* begin Supplied records *

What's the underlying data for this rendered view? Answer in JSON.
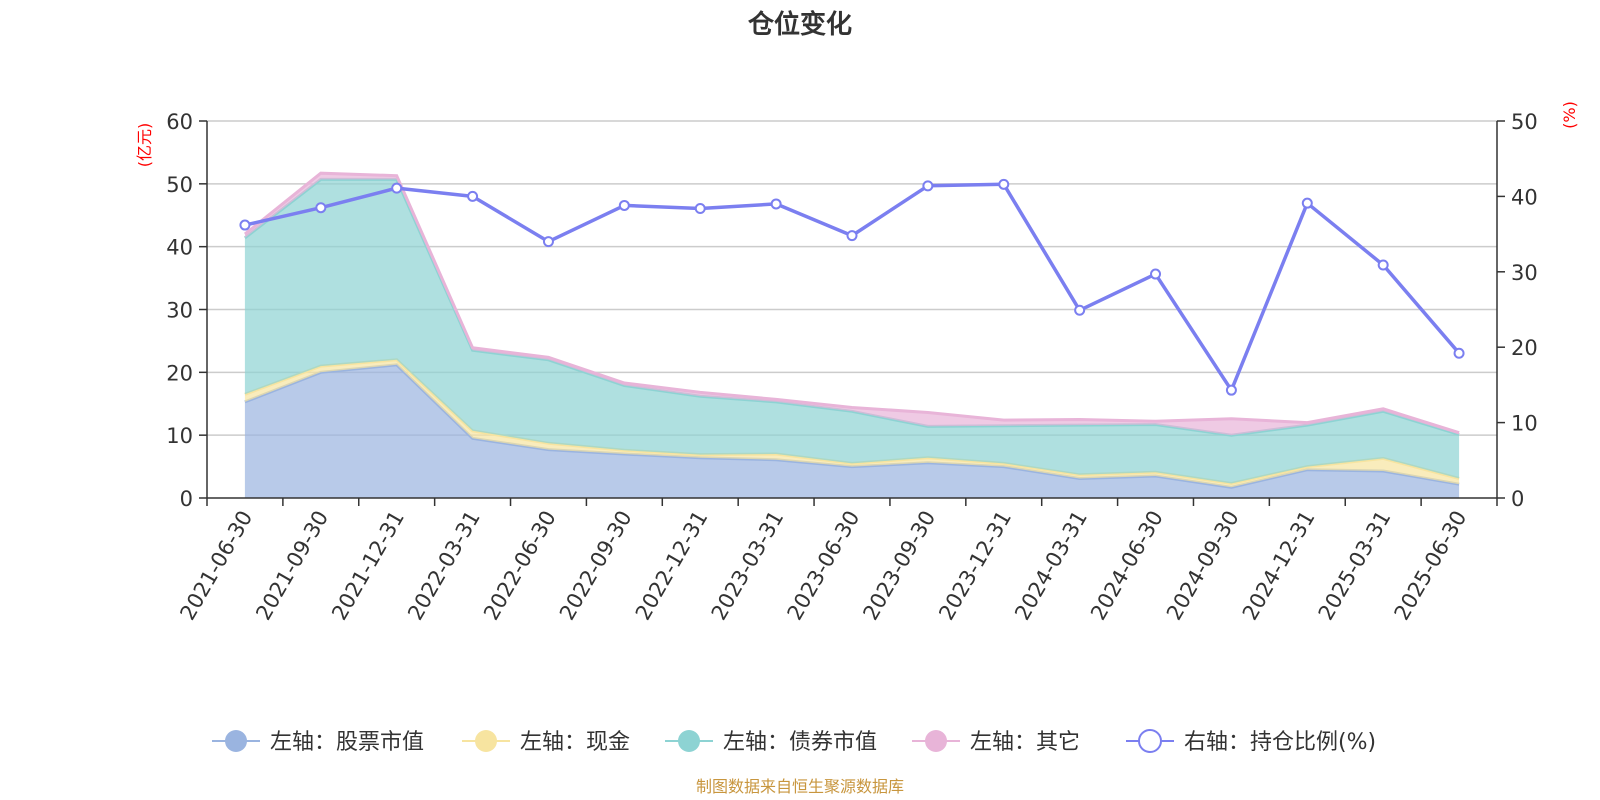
{
  "title": "仓位变化",
  "source": "制图数据来自恒生聚源数据库",
  "chart_data": {
    "type": "area",
    "categories": [
      "2021-06-30",
      "2021-09-30",
      "2021-12-31",
      "2022-03-31",
      "2022-06-30",
      "2022-09-30",
      "2022-12-31",
      "2023-03-31",
      "2023-06-30",
      "2023-09-30",
      "2023-12-31",
      "2024-03-31",
      "2024-06-30",
      "2024-09-30",
      "2024-12-31",
      "2025-03-31",
      "2025-06-30"
    ],
    "left_axis": {
      "unit": "(亿元)",
      "min": 0,
      "max": 60,
      "ticks": [
        0,
        10,
        20,
        30,
        40,
        50,
        60
      ]
    },
    "right_axis": {
      "unit": "(%)",
      "min": 0,
      "max": 50,
      "ticks": [
        0,
        10,
        20,
        30,
        40,
        50
      ]
    },
    "stacked": true,
    "grid": true,
    "legend_position": "bottom",
    "series": [
      {
        "name": "左轴：股票市值",
        "axis": "left",
        "kind": "area",
        "color": "#9ab4e0",
        "values": [
          15.3,
          20.0,
          21.2,
          9.5,
          7.7,
          7.0,
          6.4,
          6.1,
          5.0,
          5.6,
          5.0,
          3.1,
          3.5,
          1.7,
          4.5,
          4.3,
          2.2
        ]
      },
      {
        "name": "左轴：现金",
        "axis": "left",
        "kind": "area",
        "color": "#f7e4a0",
        "values": [
          1.2,
          1.0,
          0.8,
          1.2,
          1.0,
          0.6,
          0.5,
          0.9,
          0.5,
          0.8,
          0.5,
          0.6,
          0.6,
          0.6,
          0.5,
          2.0,
          0.9
        ]
      },
      {
        "name": "左轴：债券市值",
        "axis": "left",
        "kind": "area",
        "color": "#8dd3d3",
        "values": [
          24.9,
          29.7,
          28.7,
          12.8,
          13.3,
          10.3,
          9.3,
          8.3,
          8.3,
          5.0,
          6.0,
          7.9,
          7.6,
          7.7,
          6.6,
          7.5,
          7.0
        ]
      },
      {
        "name": "左轴：其它",
        "axis": "left",
        "kind": "area",
        "color": "#e8b4d8",
        "values": [
          0.6,
          1.0,
          0.6,
          0.4,
          0.4,
          0.4,
          0.6,
          0.4,
          0.6,
          2.2,
          0.9,
          0.9,
          0.5,
          2.6,
          0.4,
          0.4,
          0.3
        ]
      },
      {
        "name": "右轴：持仓比例(%)",
        "axis": "right",
        "kind": "line",
        "color": "#7b7ff0",
        "values": [
          36.2,
          38.5,
          41.1,
          40.0,
          34.0,
          38.8,
          38.4,
          39.0,
          34.8,
          41.4,
          41.6,
          24.9,
          29.7,
          14.3,
          39.1,
          30.9,
          19.2
        ]
      }
    ]
  }
}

* end Supplied records *

What you need to do » Search the data above for the string "name" and copy each line that has it.

Expected output »
        "name": "左轴：股票市值",
        "name": "左轴：现金",
        "name": "左轴：债券市值",
        "name": "左轴：其它",
        "name": "右轴：持仓比例(%)",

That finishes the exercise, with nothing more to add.